'''

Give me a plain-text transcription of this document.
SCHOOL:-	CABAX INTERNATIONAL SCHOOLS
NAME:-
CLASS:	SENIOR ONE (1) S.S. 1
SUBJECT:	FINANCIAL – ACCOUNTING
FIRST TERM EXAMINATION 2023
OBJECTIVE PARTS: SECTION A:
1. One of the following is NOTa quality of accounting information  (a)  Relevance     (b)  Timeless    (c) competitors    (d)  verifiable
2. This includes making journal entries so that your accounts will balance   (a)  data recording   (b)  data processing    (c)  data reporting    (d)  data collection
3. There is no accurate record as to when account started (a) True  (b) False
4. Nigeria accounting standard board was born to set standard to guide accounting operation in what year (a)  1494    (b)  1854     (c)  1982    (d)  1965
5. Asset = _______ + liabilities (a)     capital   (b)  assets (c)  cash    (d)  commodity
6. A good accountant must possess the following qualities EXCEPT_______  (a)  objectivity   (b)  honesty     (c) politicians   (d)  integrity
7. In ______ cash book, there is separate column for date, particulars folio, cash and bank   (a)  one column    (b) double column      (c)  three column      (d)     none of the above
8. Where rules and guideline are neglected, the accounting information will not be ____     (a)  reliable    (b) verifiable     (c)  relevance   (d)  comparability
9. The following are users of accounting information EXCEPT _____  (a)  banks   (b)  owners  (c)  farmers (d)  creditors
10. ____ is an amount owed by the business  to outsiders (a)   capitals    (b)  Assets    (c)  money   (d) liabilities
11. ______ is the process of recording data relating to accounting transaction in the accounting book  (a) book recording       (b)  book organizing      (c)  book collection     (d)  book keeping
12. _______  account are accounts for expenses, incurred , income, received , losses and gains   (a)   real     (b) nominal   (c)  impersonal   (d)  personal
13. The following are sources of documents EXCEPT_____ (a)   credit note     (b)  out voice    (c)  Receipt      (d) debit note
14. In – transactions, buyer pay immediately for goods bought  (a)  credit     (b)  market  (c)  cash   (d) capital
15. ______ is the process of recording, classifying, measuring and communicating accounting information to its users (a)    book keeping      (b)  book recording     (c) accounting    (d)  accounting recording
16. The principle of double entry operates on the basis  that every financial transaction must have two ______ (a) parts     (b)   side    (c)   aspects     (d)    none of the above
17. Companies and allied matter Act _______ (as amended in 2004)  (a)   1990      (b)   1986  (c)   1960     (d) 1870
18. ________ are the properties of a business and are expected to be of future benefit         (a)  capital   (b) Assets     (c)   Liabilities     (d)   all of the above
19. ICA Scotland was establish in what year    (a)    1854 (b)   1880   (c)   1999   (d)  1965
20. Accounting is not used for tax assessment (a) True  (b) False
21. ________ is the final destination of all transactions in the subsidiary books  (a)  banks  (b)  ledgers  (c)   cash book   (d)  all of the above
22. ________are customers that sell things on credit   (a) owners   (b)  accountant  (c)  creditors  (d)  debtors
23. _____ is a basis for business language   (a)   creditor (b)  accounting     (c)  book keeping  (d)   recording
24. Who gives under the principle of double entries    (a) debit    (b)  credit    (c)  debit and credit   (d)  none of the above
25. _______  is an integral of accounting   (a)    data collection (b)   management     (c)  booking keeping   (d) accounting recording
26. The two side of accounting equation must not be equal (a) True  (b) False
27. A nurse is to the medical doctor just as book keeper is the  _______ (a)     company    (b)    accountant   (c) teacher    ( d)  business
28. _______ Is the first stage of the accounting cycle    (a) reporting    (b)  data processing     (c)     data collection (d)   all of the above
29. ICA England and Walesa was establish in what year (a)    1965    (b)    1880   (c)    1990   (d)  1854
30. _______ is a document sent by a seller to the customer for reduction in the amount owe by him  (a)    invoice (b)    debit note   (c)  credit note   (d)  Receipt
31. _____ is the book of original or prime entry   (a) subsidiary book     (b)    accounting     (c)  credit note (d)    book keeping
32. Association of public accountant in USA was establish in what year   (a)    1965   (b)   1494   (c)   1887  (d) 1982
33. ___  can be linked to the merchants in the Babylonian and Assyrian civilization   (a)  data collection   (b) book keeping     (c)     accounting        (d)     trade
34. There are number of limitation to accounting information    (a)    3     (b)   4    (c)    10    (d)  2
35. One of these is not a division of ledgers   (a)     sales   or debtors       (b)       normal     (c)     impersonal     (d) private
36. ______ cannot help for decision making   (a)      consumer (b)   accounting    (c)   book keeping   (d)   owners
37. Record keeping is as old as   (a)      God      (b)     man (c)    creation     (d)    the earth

'''

TASK OBJECTIVE>
Output each record exactly, leaving nothing out.

CORRECT ANSWER>
Give me a plain-text transcription of this document.
SCHOOL:-	CABAX INTERNATIONAL SCHOOLS
NAME:-
CLASS:	SENIOR ONE (1) S.S. 1
SUBJECT:	FINANCIAL – ACCOUNTING
FIRST TERM EXAMINATION 2023
OBJECTIVE PARTS: SECTION A:
1. One of the following is NOTa quality of accounting information  (a)  Relevance     (b)  Timeless    (c) competitors    (d)  verifiable
2. This includes making journal entries so that your accounts will balance   (a)  data recording   (b)  data processing    (c)  data reporting    (d)  data collection
3. There is no accurate record as to when account started (a) True  (b) False
4. Nigeria accounting standard board was born to set standard to guide accounting operation in what year (a)  1494    (b)  1854     (c)  1982    (d)  1965
5. Asset = _______ + liabilities (a)     capital   (b)  assets (c)  cash    (d)  commodity
6. A good accountant must possess the following qualities EXCEPT_______  (a)  objectivity   (b)  honesty     (c) politicians   (d)  integrity
7. In ______ cash book, there is separate column for date, particulars folio, cash and bank   (a)  one column    (b) double column      (c)  three column      (d)     none of the above
8. Where rules and guideline are neglected, the accounting information will not be ____     (a)  reliable    (b) verifiable     (c)  relevance   (d)  comparability
9. The following are users of accounting information EXCEPT _____  (a)  banks   (b)  owners  (c)  farmers (d)  creditors
10. ____ is an amount owed by the business  to outsiders (a)   capitals    (b)  Assets    (c)  money   (d) liabilities
11. ______ is the process of recording data relating to accounting transaction in the accounting book  (a) book recording       (b)  book organizing      (c)  book collection     (d)  book keeping
12. _______  account are accounts for expenses, incurred , income, received , losses and gains   (a)   real     (b) nominal   (c)  impersonal   (d)  personal
13. The following are sources of documents EXCEPT_____ (a)   credit note     (b)  out voice    (c)  Receipt      (d) debit note
14. In – transactions, buyer pay immediately for goods bought  (a)  credit     (b)  market  (c)  cash   (d) capital
15. ______ is the process of recording, classifying, measuring and communicating accounting information to its users (a)    book keeping      (b)  book recording     (c) accounting    (d)  accounting recording
16. The principle of double entry operates on the basis  that every financial transaction must have two ______ (a) parts     (b)   side    (c)   aspects     (d)    none of the above
17. Companies and allied matter Act _______ (as amended in 2004)  (a)   1990      (b)   1986  (c)   1960     (d) 1870
18. ________ are the properties of a business and are expected to be of future benefit         (a)  capital   (b) Assets     (c)   Liabilities     (d)   all of the above
19. ICA Scotland was establish in what year    (a)    1854 (b)   1880   (c)   1999   (d)  1965
20. Accounting is not used for tax assessment (a) True  (b) False
21. ________ is the final destination of all transactions in the subsidiary books  (a)  banks  (b)  ledgers  (c)   cash book   (d)  all of the above
22. ________are customers that sell things on credit   (a) owners   (b)  accountant  (c)  creditors  (d)  debtors
23. _____ is a basis for business language   (a)   creditor (b)  accounting     (c)  book keeping  (d)   recording
24. Who gives under the principle of double entries    (a) debit    (b)  credit    (c)  debit and credit   (d)  none of the above
25. _______  is an integral of accounting   (a)    data collection (b)   management     (c)  booking keeping   (d) accounting recording
26. The two side of accounting equation must not be equal (a) True  (b) False
27. A nurse is to the medical doctor just as book keeper is the  _______ (a)     company    (b)    accountant   (c) teacher    ( d)  business
28. _______ Is the first stage of the accounting cycle    (a) reporting    (b)  data processing     (c)     data collection (d)   all of the above
29. ICA England and Walesa was establish in what year (a)    1965    (b)    1880   (c)    1990   (d)  1854
30. _______ is a document sent by a seller to the customer for reduction in the amount owe by him  (a)    invoice (b)    debit note   (c)  credit note   (d)  Receipt
31. _____ is the book of original or prime entry   (a) subsidiary book     (b)    accounting     (c)  credit note (d)    book keeping
32. Association of public accountant in USA was establish in what year   (a)    1965   (b)   1494   (c)   1887  (d) 1982
33. ___  can be linked to the merchants in the Babylonian and Assyrian civilization   (a)  data collection   (b) book keeping     (c)     accounting        (d)     trade
34. There are number of limitation to accounting information    (a)    3     (b)   4    (c)    10    (d)  2
35. One of these is not a division of ledgers   (a)     sales   or debtors       (b)       normal     (c)     impersonal     (d) private
36. ______ cannot help for decision making   (a)      consumer (b)   accounting    (c)   book keeping   (d)   owners
37. Record keeping is as old as   (a)      God      (b)     man (c)    creation     (d)    the earth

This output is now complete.